# Prompt:
Reproduce the rows below without any change, starting at the one that contains "pull-request-title[interactable]: Adding XWiki" and ending at the one that contains "app-bar: elasticsearch <box>0", both of those included.

----------------------------------------

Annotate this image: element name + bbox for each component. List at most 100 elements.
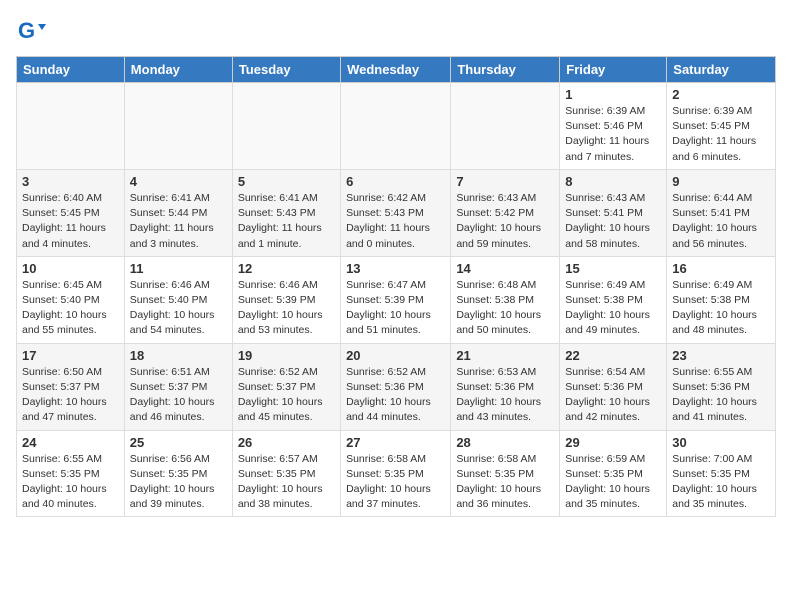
calendar-cell: 10 Sunrise: 6:45 AM Sunset: 5:40 PM Dayli… [17, 256, 125, 343]
calendar-cell [451, 83, 560, 170]
calendar-cell: 20 Sunrise: 6:52 AM Sunset: 5:36 PM Dayli… [341, 343, 451, 430]
calendar-cell: 12 Sunrise: 6:46 AM Sunset: 5:39 PM Dayli… [232, 256, 340, 343]
day-info: Sunrise: 6:52 AM Sunset: 5:37 PM Dayligh… [238, 365, 335, 426]
calendar-cell: 9 Sunrise: 6:44 AM Sunset: 5:41 PM Daylig… [667, 169, 776, 256]
calendar-week-row: 3Sunrise: 6:40 AM Sunset: 5:45 PM Daylig… [17, 169, 776, 256]
logo: G [16, 16, 50, 46]
day-info: Sunrise: 6:50 AM Sunset: 5:37 PM Dayligh… [22, 365, 119, 426]
calendar-cell: 19 Sunrise: 6:52 AM Sunset: 5:37 PM Dayli… [232, 343, 340, 430]
day-info: Sunrise: 6:39 AM Sunset: 5:45 PM Dayligh… [672, 104, 770, 165]
day-number: 24 [22, 435, 119, 450]
day-info: Sunrise: 6:51 AM Sunset: 5:37 PM Dayligh… [130, 365, 227, 426]
calendar-cell: 23 Sunrise: 6:55 AM Sunset: 5:36 PM Dayli… [667, 343, 776, 430]
day-number: 9 [672, 174, 770, 189]
day-info: Sunrise: 6:55 AM Sunset: 5:35 PM Dayligh… [22, 452, 119, 513]
day-number: 1 [565, 87, 661, 102]
day-info: Sunrise: 6:46 AM Sunset: 5:40 PM Dayligh… [130, 278, 227, 339]
day-header-monday: Monday [124, 57, 232, 83]
calendar-cell: 13 Sunrise: 6:47 AM Sunset: 5:39 PM Dayli… [341, 256, 451, 343]
day-number: 16 [672, 261, 770, 276]
day-number: 7 [456, 174, 554, 189]
calendar-cell [124, 83, 232, 170]
calendar-cell: 16 Sunrise: 6:49 AM Sunset: 5:38 PM Dayli… [667, 256, 776, 343]
day-info: Sunrise: 7:00 AM Sunset: 5:35 PM Dayligh… [672, 452, 770, 513]
day-info: Sunrise: 6:39 AM Sunset: 5:46 PM Dayligh… [565, 104, 661, 165]
calendar-week-row: 1 Sunrise: 6:39 AM Sunset: 5:46 PM Daylig… [17, 83, 776, 170]
day-header-thursday: Thursday [451, 57, 560, 83]
day-number: 17 [22, 348, 119, 363]
day-header-wednesday: Wednesday [341, 57, 451, 83]
calendar-cell: 24 Sunrise: 6:55 AM Sunset: 5:35 PM Dayli… [17, 430, 125, 517]
day-info: Sunrise: 6:43 AM Sunset: 5:41 PM Dayligh… [565, 191, 661, 252]
day-number: 28 [456, 435, 554, 450]
day-number: 26 [238, 435, 335, 450]
calendar-cell: 15 Sunrise: 6:49 AM Sunset: 5:38 PM Dayli… [560, 256, 667, 343]
calendar-cell: 17 Sunrise: 6:50 AM Sunset: 5:37 PM Dayli… [17, 343, 125, 430]
svg-text:G: G [18, 18, 35, 43]
day-info: Sunrise: 6:59 AM Sunset: 5:35 PM Dayligh… [565, 452, 661, 513]
day-info: Sunrise: 6:54 AM Sunset: 5:36 PM Dayligh… [565, 365, 661, 426]
day-info: Sunrise: 6:58 AM Sunset: 5:35 PM Dayligh… [346, 452, 445, 513]
day-number: 25 [130, 435, 227, 450]
calendar-cell [341, 83, 451, 170]
calendar-week-row: 10 Sunrise: 6:45 AM Sunset: 5:40 PM Dayli… [17, 256, 776, 343]
day-header-tuesday: Tuesday [232, 57, 340, 83]
day-info: Sunrise: 6:43 AM Sunset: 5:42 PM Dayligh… [456, 191, 554, 252]
day-info: Sunrise: 6:41 AM Sunset: 5:44 PM Dayligh… [130, 191, 227, 252]
day-info: Sunrise: 6:48 AM Sunset: 5:38 PM Dayligh… [456, 278, 554, 339]
calendar-cell: 8 Sunrise: 6:43 AM Sunset: 5:41 PM Daylig… [560, 169, 667, 256]
day-header-saturday: Saturday [667, 57, 776, 83]
calendar-cell: 26 Sunrise: 6:57 AM Sunset: 5:35 PM Dayli… [232, 430, 340, 517]
day-number: 19 [238, 348, 335, 363]
day-number: 12 [238, 261, 335, 276]
day-number: 11 [130, 261, 227, 276]
day-number: 10 [22, 261, 119, 276]
day-info: Sunrise: 6:55 AM Sunset: 5:36 PM Dayligh… [672, 365, 770, 426]
calendar-header-row: SundayMondayTuesdayWednesdayThursdayFrid… [17, 57, 776, 83]
calendar-table: SundayMondayTuesdayWednesdayThursdayFrid… [16, 56, 776, 517]
day-info: Sunrise: 6:58 AM Sunset: 5:35 PM Dayligh… [456, 452, 554, 513]
day-info: Sunrise: 6:53 AM Sunset: 5:36 PM Dayligh… [456, 365, 554, 426]
day-number: 13 [346, 261, 445, 276]
day-info: Sunrise: 6:49 AM Sunset: 5:38 PM Dayligh… [565, 278, 661, 339]
day-header-friday: Friday [560, 57, 667, 83]
day-number: 30 [672, 435, 770, 450]
calendar-cell: 18 Sunrise: 6:51 AM Sunset: 5:37 PM Dayli… [124, 343, 232, 430]
day-info: Sunrise: 6:49 AM Sunset: 5:38 PM Dayligh… [672, 278, 770, 339]
day-info: Sunrise: 6:57 AM Sunset: 5:35 PM Dayligh… [238, 452, 335, 513]
day-number: 27 [346, 435, 445, 450]
day-info: Sunrise: 6:40 AM Sunset: 5:45 PM Dayligh… [22, 191, 119, 252]
day-number: 18 [130, 348, 227, 363]
day-info: Sunrise: 6:56 AM Sunset: 5:35 PM Dayligh… [130, 452, 227, 513]
day-info: Sunrise: 6:52 AM Sunset: 5:36 PM Dayligh… [346, 365, 445, 426]
day-number: 14 [456, 261, 554, 276]
day-number: 23 [672, 348, 770, 363]
calendar-cell: 28 Sunrise: 6:58 AM Sunset: 5:35 PM Dayli… [451, 430, 560, 517]
page-header: G [16, 16, 776, 46]
calendar-cell: 30 Sunrise: 7:00 AM Sunset: 5:35 PM Dayli… [667, 430, 776, 517]
day-info: Sunrise: 6:45 AM Sunset: 5:40 PM Dayligh… [22, 278, 119, 339]
calendar-cell: 27 Sunrise: 6:58 AM Sunset: 5:35 PM Dayli… [341, 430, 451, 517]
calendar-cell: 6Sunrise: 6:42 AM Sunset: 5:43 PM Daylig… [341, 169, 451, 256]
day-number: 6 [346, 174, 445, 189]
calendar-cell: 25 Sunrise: 6:56 AM Sunset: 5:35 PM Dayli… [124, 430, 232, 517]
calendar-cell: 7 Sunrise: 6:43 AM Sunset: 5:42 PM Daylig… [451, 169, 560, 256]
day-number: 5 [238, 174, 335, 189]
day-number: 21 [456, 348, 554, 363]
calendar-cell [17, 83, 125, 170]
day-info: Sunrise: 6:47 AM Sunset: 5:39 PM Dayligh… [346, 278, 445, 339]
day-header-sunday: Sunday [17, 57, 125, 83]
day-number: 8 [565, 174, 661, 189]
calendar-cell: 14 Sunrise: 6:48 AM Sunset: 5:38 PM Dayli… [451, 256, 560, 343]
day-info: Sunrise: 6:46 AM Sunset: 5:39 PM Dayligh… [238, 278, 335, 339]
calendar-cell: 22Sunrise: 6:54 AM Sunset: 5:36 PM Dayli… [560, 343, 667, 430]
day-info: Sunrise: 6:41 AM Sunset: 5:43 PM Dayligh… [238, 191, 335, 252]
logo-icon: G [16, 16, 46, 46]
day-number: 20 [346, 348, 445, 363]
day-number: 15 [565, 261, 661, 276]
calendar-cell [232, 83, 340, 170]
calendar-cell: 21 Sunrise: 6:53 AM Sunset: 5:36 PM Dayli… [451, 343, 560, 430]
calendar-cell: 3Sunrise: 6:40 AM Sunset: 5:45 PM Daylig… [17, 169, 125, 256]
day-info: Sunrise: 6:44 AM Sunset: 5:41 PM Dayligh… [672, 191, 770, 252]
calendar-cell: 4Sunrise: 6:41 AM Sunset: 5:44 PM Daylig… [124, 169, 232, 256]
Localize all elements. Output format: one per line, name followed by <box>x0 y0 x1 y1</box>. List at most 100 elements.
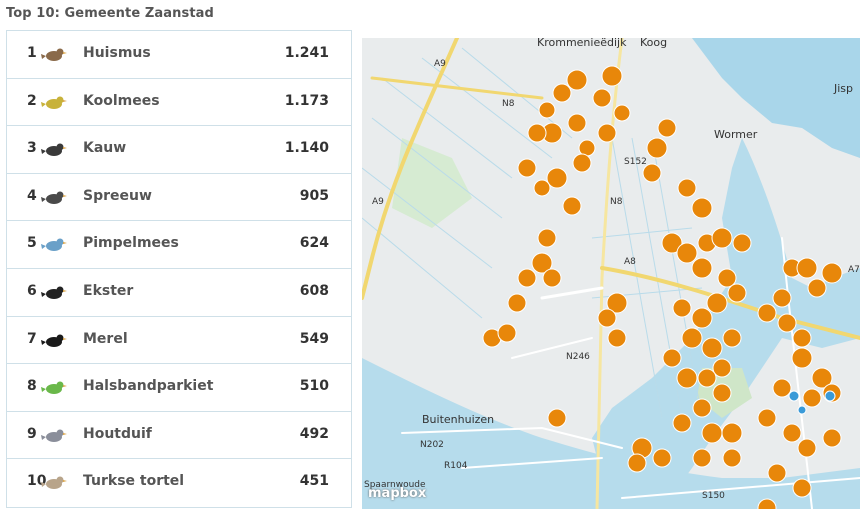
observation-marker[interactable] <box>538 101 556 119</box>
observation-marker[interactable] <box>652 448 672 468</box>
list-item[interactable]: 5 Pimpelmees 624 <box>7 221 351 269</box>
label-a9-b: A9 <box>372 197 384 207</box>
list-item[interactable]: 9 Houtduif 492 <box>7 412 351 460</box>
observation-marker[interactable] <box>597 123 617 143</box>
observation-marker[interactable] <box>542 268 562 288</box>
observation-marker[interactable] <box>792 328 812 348</box>
observation-marker[interactable] <box>562 196 582 216</box>
observation-marker[interactable] <box>782 423 802 443</box>
observation-marker[interactable] <box>772 288 792 308</box>
observation-marker[interactable] <box>681 327 703 349</box>
observation-marker[interactable] <box>567 113 587 133</box>
observation-marker[interactable] <box>792 478 812 498</box>
list-item[interactable]: 1 Huismus 1.241 <box>7 31 351 79</box>
observation-marker[interactable] <box>497 323 517 343</box>
species-name[interactable]: Kauw <box>83 140 126 156</box>
observation-marker[interactable] <box>757 408 777 428</box>
observation-marker[interactable] <box>657 118 677 138</box>
observation-marker[interactable] <box>676 367 698 389</box>
observation-marker[interactable] <box>821 262 843 284</box>
observation-marker[interactable] <box>517 268 537 288</box>
observation-marker[interactable] <box>701 422 723 444</box>
list-item[interactable]: 4 Spreeuw 905 <box>7 174 351 222</box>
observation-marker[interactable] <box>697 368 717 388</box>
observation-count: 1.241 <box>284 45 329 61</box>
observation-marker[interactable] <box>706 292 728 314</box>
observation-marker-alt[interactable] <box>788 390 800 402</box>
observation-marker[interactable] <box>722 328 742 348</box>
observation-marker[interactable] <box>691 307 713 329</box>
observation-marker[interactable] <box>592 88 612 108</box>
observation-marker[interactable] <box>601 65 623 87</box>
observation-count: 905 <box>299 187 329 204</box>
list-item[interactable]: 7 Merel 549 <box>7 317 351 365</box>
observation-marker[interactable] <box>537 228 557 248</box>
observation-marker[interactable] <box>572 153 592 173</box>
observation-marker[interactable] <box>721 422 743 444</box>
species-name[interactable]: Koolmees <box>83 93 160 109</box>
list-item[interactable]: 3 Kauw 1.140 <box>7 126 351 174</box>
observation-marker[interactable] <box>727 283 747 303</box>
map-canvas[interactable]: Krommenieëdijk Koog Wormer Jisp Buitenhu… <box>362 38 860 509</box>
observation-marker[interactable] <box>777 313 797 333</box>
observation-marker[interactable] <box>807 278 827 298</box>
observation-marker[interactable] <box>796 257 818 279</box>
rank-number: 9 <box>27 425 37 442</box>
observation-marker[interactable] <box>613 104 631 122</box>
observation-marker[interactable] <box>566 69 588 91</box>
observation-marker[interactable] <box>691 257 713 279</box>
observation-marker[interactable] <box>552 83 572 103</box>
observation-marker[interactable] <box>527 123 547 143</box>
observation-marker[interactable] <box>691 197 713 219</box>
observation-marker[interactable] <box>662 348 682 368</box>
observation-marker-alt[interactable] <box>824 390 836 402</box>
list-item[interactable]: 2 Koolmees 1.173 <box>7 79 351 127</box>
species-name[interactable]: Spreeuw <box>83 188 152 204</box>
observation-marker[interactable] <box>677 178 697 198</box>
observation-marker[interactable] <box>822 428 842 448</box>
observation-marker[interactable] <box>627 453 647 473</box>
species-name[interactable]: Houtduif <box>83 426 152 442</box>
map[interactable]: Krommenieëdijk Koog Wormer Jisp Buitenhu… <box>362 38 860 509</box>
observation-marker[interactable] <box>692 448 712 468</box>
list-item[interactable]: 10 Turkse tortel 451 <box>7 459 351 507</box>
observation-marker[interactable] <box>757 303 777 323</box>
observation-marker[interactable] <box>722 448 742 468</box>
observation-marker[interactable] <box>802 388 822 408</box>
observation-marker[interactable] <box>546 167 568 189</box>
list-item[interactable]: 8 Halsbandparkiet 510 <box>7 364 351 412</box>
species-name[interactable]: Turkse tortel <box>83 473 184 489</box>
label-s152: S152 <box>624 157 647 167</box>
species-name[interactable]: Huismus <box>83 45 151 61</box>
list-item[interactable]: 6 Ekster 608 <box>7 269 351 317</box>
mapbox-logo[interactable]: mapbox <box>368 486 426 501</box>
observation-marker[interactable] <box>732 233 752 253</box>
observation-marker[interactable] <box>712 383 732 403</box>
species-name[interactable]: Pimpelmees <box>83 235 179 251</box>
observation-marker[interactable] <box>692 398 712 418</box>
observation-marker-alt[interactable] <box>797 405 807 415</box>
species-name[interactable]: Ekster <box>83 283 133 299</box>
observation-marker[interactable] <box>607 328 627 348</box>
observation-marker[interactable] <box>597 308 617 328</box>
observation-marker[interactable] <box>533 179 551 197</box>
observation-marker[interactable] <box>676 242 698 264</box>
observation-marker[interactable] <box>517 158 537 178</box>
observation-marker[interactable] <box>767 463 787 483</box>
observation-marker[interactable] <box>797 438 817 458</box>
observation-marker[interactable] <box>711 227 733 249</box>
observation-marker[interactable] <box>507 293 527 313</box>
observation-marker[interactable] <box>646 137 668 159</box>
rank-number: 1 <box>27 45 37 61</box>
label-krommenieedijk: Krommenieëdijk <box>537 38 627 49</box>
observation-marker[interactable] <box>772 378 792 398</box>
observation-marker[interactable] <box>672 298 692 318</box>
observation-marker[interactable] <box>547 408 567 428</box>
species-name[interactable]: Halsbandparkiet <box>83 378 213 394</box>
observation-marker[interactable] <box>791 347 813 369</box>
observation-marker[interactable] <box>672 413 692 433</box>
observation-marker[interactable] <box>642 163 662 183</box>
observation-marker[interactable] <box>701 337 723 359</box>
species-name[interactable]: Merel <box>83 331 128 347</box>
top10-list: 1 Huismus 1.241 2 Koolmees 1.173 3 Kauw 1.140 4 Sp… <box>6 30 352 508</box>
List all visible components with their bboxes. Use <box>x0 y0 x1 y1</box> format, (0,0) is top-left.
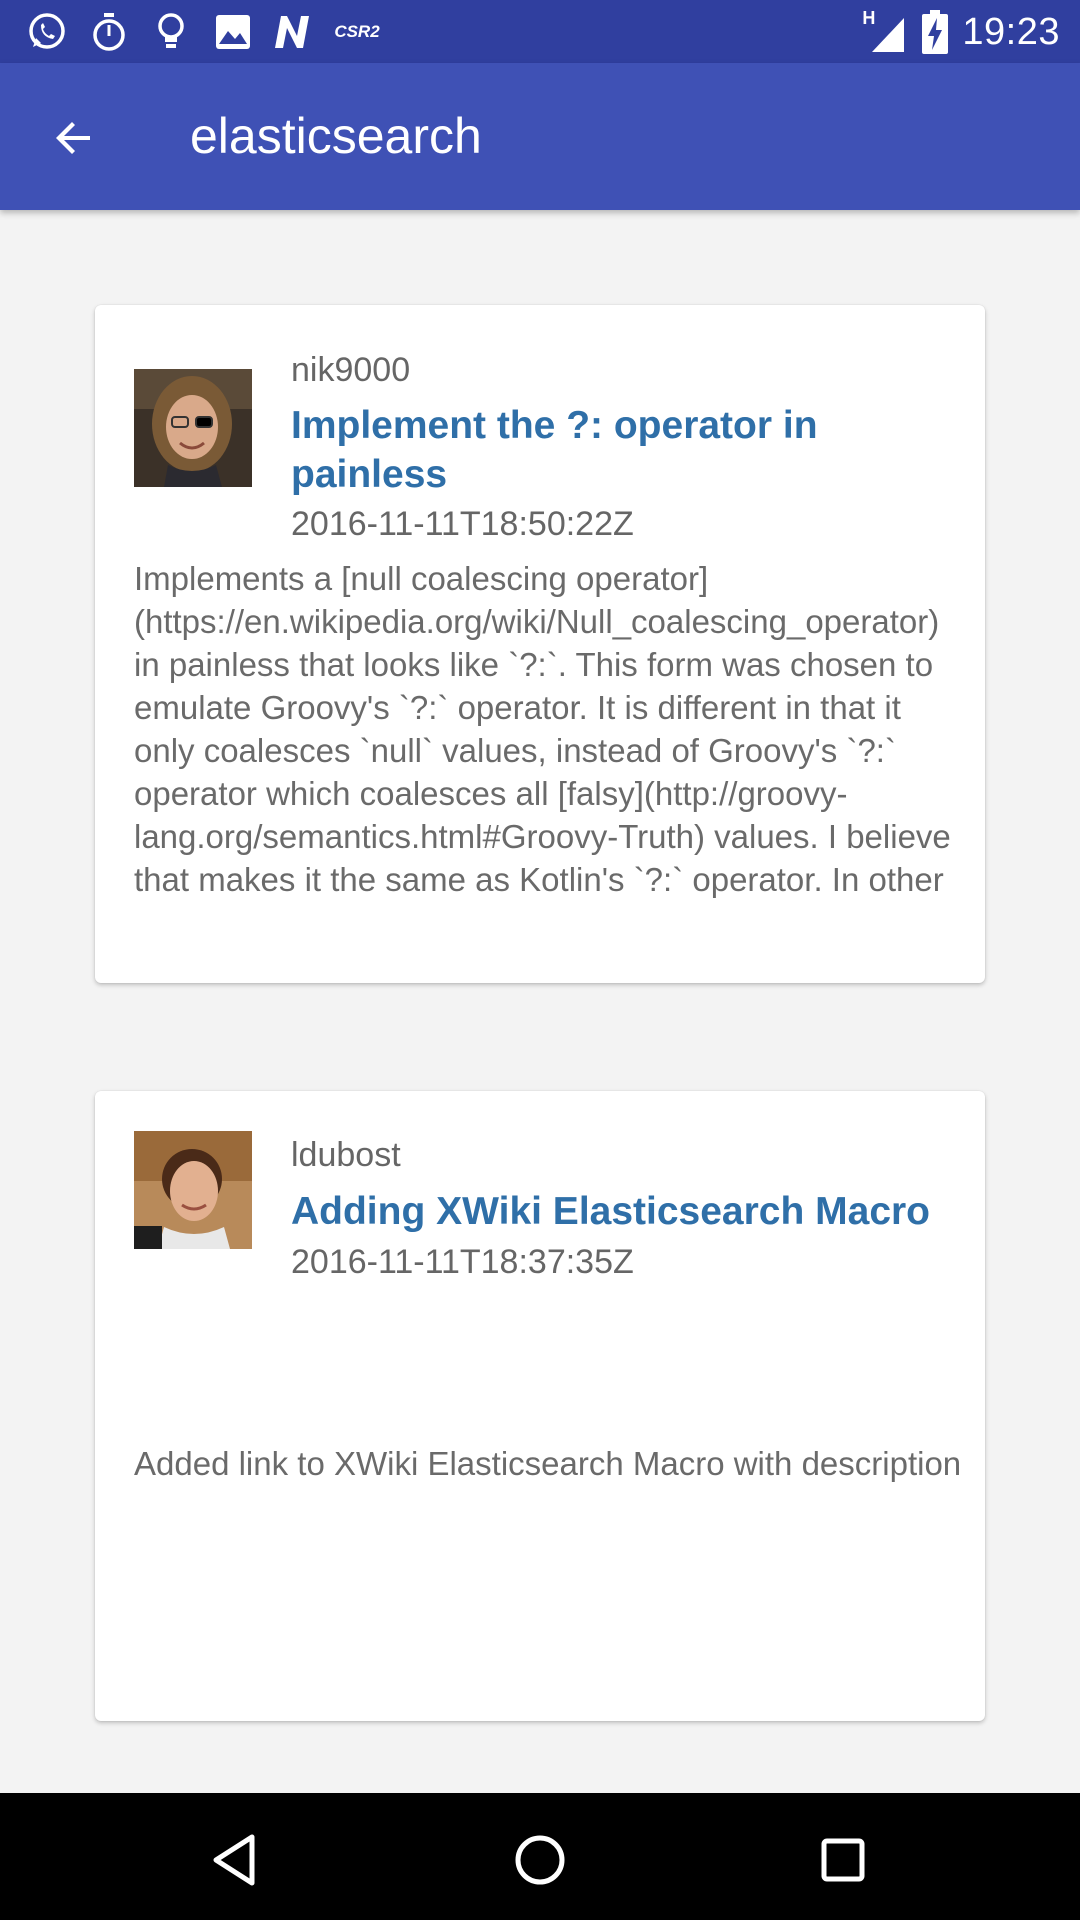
pull-request-title[interactable]: Adding XWiki Elasticsearch Macro <box>291 1187 971 1236</box>
csr2-label: CSR2 <box>334 22 380 41</box>
system-status-icons: H 19:23 <box>860 8 1060 56</box>
n-icon <box>272 9 318 55</box>
timestamp: 2016-11-11T18:50:22Z <box>291 505 634 543</box>
pull-request-body: Implements a [null coalescing operator](… <box>134 560 951 898</box>
author-name: nik9000 <box>291 351 411 389</box>
nav-home-button[interactable] <box>495 1815 585 1905</box>
pull-request-title[interactable]: Implement the ?: operator in painless <box>291 401 951 499</box>
pull-request-body: Added link to XWiki Elasticsearch Macro … <box>134 1445 962 1482</box>
author-name: ldubost <box>291 1136 401 1174</box>
timer-icon <box>86 9 132 55</box>
arrow-back-icon <box>56 122 90 154</box>
pull-request-card[interactable]: ldubost Adding XWiki Elasticsearch Macro… <box>95 1091 985 1721</box>
battery-charging-icon <box>922 10 949 54</box>
pull-request-card[interactable]: nik9000 Implement the ?: operator in pai… <box>95 305 985 983</box>
nav-back-button[interactable] <box>190 1815 280 1905</box>
image-icon <box>210 9 256 55</box>
back-button[interactable] <box>34 103 114 173</box>
avatar[interactable] <box>134 1131 252 1249</box>
nav-back-icon <box>213 1834 255 1886</box>
notification-icons: CSR2 <box>24 8 396 56</box>
page-title: elasticsearch <box>190 108 482 164</box>
clock: 19:23 <box>962 10 1060 53</box>
app-bar: elasticsearch <box>0 63 1080 210</box>
avatar[interactable] <box>134 369 252 487</box>
nav-recents-icon <box>821 1838 865 1882</box>
nav-home-icon <box>515 1835 565 1885</box>
status-bar: CSR2 H 19:23 <box>0 0 1080 63</box>
signal-icon: H <box>860 8 908 54</box>
lightbulb-icon <box>148 9 194 55</box>
whatsapp-icon <box>24 9 70 55</box>
timestamp: 2016-11-11T18:37:35Z <box>291 1243 634 1281</box>
navigation-bar <box>0 1793 1080 1920</box>
csr2-icon: CSR2 <box>334 9 380 55</box>
nav-recents-button[interactable] <box>798 1815 888 1905</box>
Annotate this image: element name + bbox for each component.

----------------------------------------

# Task result:
pull-request-title[interactable]: Adding XWiki Elasticsearch Macro <box>291 1187 971 1236</box>
csr2-label: CSR2 <box>334 22 380 41</box>
system-status-icons: H 19:23 <box>860 8 1060 56</box>
n-icon <box>272 9 318 55</box>
timestamp: 2016-11-11T18:50:22Z <box>291 505 634 543</box>
pull-request-body: Implements a [null coalescing operator](… <box>134 560 951 898</box>
author-name: nik9000 <box>291 351 411 389</box>
nav-home-button[interactable] <box>495 1815 585 1905</box>
pull-request-title[interactable]: Implement the ?: operator in painless <box>291 401 951 499</box>
pull-request-body: Added link to XWiki Elasticsearch Macro … <box>134 1445 962 1482</box>
author-name: ldubost <box>291 1136 401 1174</box>
timer-icon <box>86 9 132 55</box>
arrow-back-icon <box>56 122 90 154</box>
pull-request-card[interactable]: ldubost Adding XWiki Elasticsearch Macro… <box>95 1091 985 1721</box>
battery-charging-icon <box>922 10 949 54</box>
pull-request-card[interactable]: nik9000 Implement the ?: operator in pai… <box>95 305 985 983</box>
nav-back-button[interactable] <box>190 1815 280 1905</box>
image-icon <box>210 9 256 55</box>
back-button[interactable] <box>34 103 114 173</box>
avatar[interactable] <box>134 1131 252 1249</box>
nav-back-icon <box>213 1834 255 1886</box>
notification-icons: CSR2 <box>24 8 396 56</box>
page-title: elasticsearch <box>190 108 482 164</box>
clock: 19:23 <box>962 10 1060 53</box>
app-bar: elasticsearch <box>0 63 1080 210</box>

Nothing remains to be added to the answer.